→ Stated goal
Search the listing for the string "altura" and copy every line that contains it.

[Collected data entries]
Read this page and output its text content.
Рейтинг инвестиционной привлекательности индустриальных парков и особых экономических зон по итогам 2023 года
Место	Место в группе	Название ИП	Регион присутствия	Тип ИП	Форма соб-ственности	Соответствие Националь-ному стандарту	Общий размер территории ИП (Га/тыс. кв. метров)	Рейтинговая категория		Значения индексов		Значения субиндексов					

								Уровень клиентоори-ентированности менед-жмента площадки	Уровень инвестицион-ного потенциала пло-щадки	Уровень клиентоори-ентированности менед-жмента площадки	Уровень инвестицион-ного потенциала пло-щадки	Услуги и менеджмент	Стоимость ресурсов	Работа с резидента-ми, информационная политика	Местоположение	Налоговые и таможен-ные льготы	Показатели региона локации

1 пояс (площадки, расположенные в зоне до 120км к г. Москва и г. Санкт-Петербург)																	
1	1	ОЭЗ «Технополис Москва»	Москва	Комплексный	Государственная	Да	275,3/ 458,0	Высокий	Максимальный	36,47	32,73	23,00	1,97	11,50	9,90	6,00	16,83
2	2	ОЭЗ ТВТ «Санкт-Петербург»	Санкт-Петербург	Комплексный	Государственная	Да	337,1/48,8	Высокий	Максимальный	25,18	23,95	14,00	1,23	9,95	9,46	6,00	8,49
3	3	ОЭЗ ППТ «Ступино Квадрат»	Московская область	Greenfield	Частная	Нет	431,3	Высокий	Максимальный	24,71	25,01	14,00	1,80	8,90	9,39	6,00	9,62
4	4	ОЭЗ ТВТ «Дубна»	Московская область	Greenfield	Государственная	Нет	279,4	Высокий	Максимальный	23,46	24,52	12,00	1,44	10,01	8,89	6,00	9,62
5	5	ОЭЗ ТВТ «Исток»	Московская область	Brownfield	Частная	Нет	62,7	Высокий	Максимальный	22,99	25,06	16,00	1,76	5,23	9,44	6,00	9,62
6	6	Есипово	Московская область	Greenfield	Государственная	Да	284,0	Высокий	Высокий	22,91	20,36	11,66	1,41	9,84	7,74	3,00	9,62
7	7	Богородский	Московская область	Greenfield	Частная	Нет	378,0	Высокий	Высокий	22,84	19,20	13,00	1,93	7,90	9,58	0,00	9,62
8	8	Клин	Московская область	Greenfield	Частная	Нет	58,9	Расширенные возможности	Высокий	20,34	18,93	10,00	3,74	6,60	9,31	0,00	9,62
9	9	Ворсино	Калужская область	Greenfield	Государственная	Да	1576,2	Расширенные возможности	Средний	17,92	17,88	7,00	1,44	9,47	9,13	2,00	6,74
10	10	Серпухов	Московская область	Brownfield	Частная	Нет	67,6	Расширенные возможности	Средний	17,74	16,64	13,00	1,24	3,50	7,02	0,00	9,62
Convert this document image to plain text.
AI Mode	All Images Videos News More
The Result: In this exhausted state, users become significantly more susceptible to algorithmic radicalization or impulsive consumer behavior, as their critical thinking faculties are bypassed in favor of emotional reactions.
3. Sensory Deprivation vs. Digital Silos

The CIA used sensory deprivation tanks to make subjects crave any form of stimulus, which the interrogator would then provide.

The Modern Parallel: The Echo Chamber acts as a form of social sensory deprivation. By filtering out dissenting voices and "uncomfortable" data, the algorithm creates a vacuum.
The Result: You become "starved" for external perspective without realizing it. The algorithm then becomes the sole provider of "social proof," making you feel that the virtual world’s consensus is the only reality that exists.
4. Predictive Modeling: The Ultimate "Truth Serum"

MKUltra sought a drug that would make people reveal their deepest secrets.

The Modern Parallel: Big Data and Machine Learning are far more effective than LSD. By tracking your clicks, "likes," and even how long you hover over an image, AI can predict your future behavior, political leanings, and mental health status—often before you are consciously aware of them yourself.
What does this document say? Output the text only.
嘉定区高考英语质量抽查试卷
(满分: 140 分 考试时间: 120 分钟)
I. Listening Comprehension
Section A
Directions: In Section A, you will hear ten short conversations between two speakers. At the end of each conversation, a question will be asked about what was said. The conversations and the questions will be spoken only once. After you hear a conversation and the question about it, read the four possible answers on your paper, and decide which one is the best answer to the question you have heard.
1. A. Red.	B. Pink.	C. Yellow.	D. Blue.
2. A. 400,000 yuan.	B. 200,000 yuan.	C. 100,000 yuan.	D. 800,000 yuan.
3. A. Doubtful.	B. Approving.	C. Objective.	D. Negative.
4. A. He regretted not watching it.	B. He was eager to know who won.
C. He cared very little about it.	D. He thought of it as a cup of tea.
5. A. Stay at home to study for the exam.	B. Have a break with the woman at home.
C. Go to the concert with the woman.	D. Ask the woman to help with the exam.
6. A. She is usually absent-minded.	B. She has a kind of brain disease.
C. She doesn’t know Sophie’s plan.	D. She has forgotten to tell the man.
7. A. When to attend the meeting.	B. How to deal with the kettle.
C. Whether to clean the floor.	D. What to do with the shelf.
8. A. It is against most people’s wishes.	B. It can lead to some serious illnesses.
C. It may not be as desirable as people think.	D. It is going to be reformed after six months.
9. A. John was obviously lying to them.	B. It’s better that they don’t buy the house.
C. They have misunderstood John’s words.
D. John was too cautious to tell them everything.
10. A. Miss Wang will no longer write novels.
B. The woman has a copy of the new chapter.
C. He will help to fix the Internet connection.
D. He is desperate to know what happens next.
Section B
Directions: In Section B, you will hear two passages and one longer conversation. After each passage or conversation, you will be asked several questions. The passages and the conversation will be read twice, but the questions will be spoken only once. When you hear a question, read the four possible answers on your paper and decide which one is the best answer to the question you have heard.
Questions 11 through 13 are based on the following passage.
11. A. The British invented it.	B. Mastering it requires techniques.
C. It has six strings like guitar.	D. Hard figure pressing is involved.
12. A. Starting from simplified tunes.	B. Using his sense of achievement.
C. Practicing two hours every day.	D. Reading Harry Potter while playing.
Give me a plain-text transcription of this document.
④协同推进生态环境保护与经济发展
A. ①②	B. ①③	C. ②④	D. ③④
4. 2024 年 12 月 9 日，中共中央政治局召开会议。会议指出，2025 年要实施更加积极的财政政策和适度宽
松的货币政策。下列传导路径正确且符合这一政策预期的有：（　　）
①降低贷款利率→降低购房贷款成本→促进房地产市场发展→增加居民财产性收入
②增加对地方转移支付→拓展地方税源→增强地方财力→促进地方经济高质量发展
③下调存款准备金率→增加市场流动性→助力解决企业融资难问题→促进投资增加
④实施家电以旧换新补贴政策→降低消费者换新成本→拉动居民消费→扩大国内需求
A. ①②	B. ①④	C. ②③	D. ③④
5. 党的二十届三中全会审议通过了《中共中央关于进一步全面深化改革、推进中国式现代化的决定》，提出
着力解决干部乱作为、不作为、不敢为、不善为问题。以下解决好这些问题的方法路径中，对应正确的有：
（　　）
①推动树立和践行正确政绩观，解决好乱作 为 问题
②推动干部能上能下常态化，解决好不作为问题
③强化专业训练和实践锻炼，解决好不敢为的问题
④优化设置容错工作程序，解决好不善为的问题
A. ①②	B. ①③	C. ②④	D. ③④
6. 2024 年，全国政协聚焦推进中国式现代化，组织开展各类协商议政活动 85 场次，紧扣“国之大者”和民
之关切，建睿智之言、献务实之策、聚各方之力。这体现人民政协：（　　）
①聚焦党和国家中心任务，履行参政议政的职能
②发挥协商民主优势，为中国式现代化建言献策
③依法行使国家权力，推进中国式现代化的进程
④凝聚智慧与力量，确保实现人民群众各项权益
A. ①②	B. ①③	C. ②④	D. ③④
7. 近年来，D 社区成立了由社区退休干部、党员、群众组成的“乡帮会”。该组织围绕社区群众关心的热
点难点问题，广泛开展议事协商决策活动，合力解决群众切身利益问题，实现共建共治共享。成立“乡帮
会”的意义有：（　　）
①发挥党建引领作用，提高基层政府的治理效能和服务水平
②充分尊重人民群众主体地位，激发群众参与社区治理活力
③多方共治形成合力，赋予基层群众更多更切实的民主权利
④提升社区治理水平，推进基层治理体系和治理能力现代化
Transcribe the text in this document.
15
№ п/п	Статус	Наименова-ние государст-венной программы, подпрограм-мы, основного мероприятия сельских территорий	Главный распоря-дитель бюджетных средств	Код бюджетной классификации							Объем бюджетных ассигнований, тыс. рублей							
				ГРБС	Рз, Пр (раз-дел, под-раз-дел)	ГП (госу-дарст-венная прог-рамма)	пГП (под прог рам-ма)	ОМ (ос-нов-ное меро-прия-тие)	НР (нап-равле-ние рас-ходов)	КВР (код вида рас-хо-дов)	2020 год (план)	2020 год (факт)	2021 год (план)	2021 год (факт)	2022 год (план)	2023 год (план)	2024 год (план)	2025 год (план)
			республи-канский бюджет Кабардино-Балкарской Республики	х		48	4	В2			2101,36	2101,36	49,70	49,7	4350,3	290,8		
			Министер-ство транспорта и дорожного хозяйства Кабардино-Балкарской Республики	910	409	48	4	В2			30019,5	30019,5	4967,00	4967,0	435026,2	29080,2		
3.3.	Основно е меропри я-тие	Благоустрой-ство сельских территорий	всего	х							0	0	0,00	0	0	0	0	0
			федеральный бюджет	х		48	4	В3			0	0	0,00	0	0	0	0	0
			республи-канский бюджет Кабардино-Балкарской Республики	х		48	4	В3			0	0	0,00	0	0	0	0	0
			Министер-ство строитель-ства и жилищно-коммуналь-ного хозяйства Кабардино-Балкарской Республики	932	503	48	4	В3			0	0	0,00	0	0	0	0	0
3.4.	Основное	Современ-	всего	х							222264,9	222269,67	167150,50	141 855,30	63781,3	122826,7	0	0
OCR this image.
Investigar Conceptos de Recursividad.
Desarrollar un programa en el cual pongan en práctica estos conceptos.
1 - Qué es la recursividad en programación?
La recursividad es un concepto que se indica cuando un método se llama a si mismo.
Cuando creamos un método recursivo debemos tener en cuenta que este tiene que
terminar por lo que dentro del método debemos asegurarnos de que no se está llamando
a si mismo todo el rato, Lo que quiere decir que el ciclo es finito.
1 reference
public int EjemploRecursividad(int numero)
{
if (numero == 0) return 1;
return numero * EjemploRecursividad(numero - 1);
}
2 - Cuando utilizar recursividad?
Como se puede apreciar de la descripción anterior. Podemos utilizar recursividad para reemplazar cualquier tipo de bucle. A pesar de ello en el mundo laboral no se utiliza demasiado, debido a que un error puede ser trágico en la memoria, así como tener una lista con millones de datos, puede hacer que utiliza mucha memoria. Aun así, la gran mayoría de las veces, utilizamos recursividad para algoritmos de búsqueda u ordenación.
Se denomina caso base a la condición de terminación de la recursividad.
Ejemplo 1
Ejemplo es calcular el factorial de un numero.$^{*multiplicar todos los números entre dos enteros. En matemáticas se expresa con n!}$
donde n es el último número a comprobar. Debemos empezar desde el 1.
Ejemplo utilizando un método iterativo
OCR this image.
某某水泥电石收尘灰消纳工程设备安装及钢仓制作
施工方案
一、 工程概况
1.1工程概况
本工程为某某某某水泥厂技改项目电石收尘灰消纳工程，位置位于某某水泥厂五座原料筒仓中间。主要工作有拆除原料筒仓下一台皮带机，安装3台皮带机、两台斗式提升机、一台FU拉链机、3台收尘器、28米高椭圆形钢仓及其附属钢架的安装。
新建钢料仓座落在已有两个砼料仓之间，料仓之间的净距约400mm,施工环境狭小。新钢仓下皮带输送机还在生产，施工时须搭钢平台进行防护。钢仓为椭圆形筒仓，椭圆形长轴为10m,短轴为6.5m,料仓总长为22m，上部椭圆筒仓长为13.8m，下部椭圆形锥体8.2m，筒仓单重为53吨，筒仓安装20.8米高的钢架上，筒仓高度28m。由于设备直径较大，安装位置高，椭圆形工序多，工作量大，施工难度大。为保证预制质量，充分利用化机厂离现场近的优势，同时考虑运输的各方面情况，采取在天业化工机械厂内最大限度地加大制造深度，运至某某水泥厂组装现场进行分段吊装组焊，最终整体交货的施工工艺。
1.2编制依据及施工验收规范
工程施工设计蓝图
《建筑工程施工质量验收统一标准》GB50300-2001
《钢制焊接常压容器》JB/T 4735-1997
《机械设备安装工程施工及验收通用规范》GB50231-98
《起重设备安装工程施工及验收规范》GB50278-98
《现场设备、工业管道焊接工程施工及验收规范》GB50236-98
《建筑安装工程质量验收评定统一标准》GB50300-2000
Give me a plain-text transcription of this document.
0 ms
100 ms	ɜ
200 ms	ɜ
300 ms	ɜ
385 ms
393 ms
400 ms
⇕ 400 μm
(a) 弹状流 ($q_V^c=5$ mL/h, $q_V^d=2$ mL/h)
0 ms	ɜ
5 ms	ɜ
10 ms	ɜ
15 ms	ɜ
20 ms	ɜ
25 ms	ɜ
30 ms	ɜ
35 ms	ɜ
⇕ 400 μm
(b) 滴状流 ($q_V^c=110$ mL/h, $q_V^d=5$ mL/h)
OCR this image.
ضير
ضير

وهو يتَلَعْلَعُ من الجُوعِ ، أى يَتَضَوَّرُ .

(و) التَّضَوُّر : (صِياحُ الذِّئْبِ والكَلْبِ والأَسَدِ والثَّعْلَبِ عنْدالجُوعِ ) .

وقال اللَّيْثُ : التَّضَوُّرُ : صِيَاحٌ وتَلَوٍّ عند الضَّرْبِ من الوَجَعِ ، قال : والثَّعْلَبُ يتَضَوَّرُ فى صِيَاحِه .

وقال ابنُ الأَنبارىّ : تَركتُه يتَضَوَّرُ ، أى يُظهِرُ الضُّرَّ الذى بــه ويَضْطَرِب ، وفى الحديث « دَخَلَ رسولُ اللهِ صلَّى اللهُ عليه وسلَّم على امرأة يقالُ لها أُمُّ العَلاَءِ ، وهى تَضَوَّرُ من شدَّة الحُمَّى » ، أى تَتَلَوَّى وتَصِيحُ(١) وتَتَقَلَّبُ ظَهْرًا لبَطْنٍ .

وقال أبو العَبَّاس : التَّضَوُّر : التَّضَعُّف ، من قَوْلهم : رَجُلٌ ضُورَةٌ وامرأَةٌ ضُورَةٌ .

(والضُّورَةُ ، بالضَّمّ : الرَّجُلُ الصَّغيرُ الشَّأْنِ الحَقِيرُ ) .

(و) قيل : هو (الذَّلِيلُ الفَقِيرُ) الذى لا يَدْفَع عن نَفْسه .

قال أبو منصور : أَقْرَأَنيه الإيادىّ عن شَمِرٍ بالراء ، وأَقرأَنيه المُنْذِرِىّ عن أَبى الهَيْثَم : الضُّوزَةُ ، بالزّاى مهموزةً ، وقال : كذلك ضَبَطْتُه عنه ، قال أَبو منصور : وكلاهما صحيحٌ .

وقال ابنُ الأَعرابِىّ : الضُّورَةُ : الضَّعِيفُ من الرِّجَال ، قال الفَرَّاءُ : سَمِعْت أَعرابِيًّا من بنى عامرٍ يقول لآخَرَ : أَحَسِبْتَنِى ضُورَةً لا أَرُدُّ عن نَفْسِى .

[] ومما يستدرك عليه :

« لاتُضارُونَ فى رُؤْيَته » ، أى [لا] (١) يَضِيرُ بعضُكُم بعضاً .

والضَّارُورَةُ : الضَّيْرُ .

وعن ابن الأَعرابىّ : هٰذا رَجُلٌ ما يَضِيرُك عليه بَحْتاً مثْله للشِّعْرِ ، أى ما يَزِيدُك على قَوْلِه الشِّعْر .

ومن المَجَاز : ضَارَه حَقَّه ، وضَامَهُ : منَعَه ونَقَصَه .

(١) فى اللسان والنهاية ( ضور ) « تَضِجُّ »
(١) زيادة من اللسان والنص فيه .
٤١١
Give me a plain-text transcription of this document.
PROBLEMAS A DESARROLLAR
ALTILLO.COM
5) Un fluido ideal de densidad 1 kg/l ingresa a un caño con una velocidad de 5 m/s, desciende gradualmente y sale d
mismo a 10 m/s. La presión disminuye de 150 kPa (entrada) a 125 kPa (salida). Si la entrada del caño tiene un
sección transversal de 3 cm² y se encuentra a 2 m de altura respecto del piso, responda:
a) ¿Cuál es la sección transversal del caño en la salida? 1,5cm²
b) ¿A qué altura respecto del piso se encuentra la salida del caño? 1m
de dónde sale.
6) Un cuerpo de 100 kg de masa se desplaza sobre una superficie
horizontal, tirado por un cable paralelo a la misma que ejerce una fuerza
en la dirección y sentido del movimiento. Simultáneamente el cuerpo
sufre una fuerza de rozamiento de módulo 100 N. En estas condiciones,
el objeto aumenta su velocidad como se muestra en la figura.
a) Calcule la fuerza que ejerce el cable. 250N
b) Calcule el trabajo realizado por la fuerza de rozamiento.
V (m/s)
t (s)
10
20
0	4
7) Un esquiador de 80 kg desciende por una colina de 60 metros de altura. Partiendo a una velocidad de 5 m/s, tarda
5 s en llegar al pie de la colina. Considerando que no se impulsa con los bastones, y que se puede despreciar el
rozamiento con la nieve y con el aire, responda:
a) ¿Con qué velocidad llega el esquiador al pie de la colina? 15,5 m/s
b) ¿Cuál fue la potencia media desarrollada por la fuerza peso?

→ Output
sección transversal de 3 cm² y se encuentra a 2 m de altura respecto del piso, responda:
b) ¿A qué altura respecto del piso se encuentra la salida del caño? 1m
7) Un esquiador de 80 kg desciende por una colina de 60 metros de altura. Partiendo a una velocidad de 5 m/s, tarda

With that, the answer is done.